• [Exercise details]
Select all lines with the string "this" in them, and copy those lines.

• [Rows]
####################
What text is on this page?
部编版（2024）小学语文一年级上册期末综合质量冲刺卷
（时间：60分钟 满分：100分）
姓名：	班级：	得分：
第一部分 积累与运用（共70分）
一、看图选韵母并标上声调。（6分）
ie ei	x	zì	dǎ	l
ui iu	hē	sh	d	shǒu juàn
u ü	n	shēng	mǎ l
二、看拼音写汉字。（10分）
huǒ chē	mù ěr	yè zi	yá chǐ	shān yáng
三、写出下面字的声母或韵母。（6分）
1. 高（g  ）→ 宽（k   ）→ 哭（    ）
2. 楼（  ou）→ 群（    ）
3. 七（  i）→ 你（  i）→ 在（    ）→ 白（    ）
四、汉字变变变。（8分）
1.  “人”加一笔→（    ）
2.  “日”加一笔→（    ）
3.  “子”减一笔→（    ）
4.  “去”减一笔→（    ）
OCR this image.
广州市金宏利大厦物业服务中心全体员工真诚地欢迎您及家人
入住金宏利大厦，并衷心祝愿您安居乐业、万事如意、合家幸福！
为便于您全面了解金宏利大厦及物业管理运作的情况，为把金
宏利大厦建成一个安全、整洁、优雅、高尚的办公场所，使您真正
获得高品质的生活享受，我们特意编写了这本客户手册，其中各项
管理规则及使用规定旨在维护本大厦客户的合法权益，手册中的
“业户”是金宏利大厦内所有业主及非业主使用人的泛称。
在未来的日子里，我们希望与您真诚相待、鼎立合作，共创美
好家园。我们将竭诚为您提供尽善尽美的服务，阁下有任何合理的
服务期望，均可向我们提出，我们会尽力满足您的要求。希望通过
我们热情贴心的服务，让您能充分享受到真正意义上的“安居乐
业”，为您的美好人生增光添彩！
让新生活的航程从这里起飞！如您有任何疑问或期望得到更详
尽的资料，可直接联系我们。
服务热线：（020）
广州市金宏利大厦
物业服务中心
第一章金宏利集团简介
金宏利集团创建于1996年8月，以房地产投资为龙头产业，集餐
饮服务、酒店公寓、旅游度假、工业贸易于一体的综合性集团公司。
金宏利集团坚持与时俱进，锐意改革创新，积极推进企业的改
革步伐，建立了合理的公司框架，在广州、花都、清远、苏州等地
####################
• [Exercise result]
What text is on this page?
OCR this image.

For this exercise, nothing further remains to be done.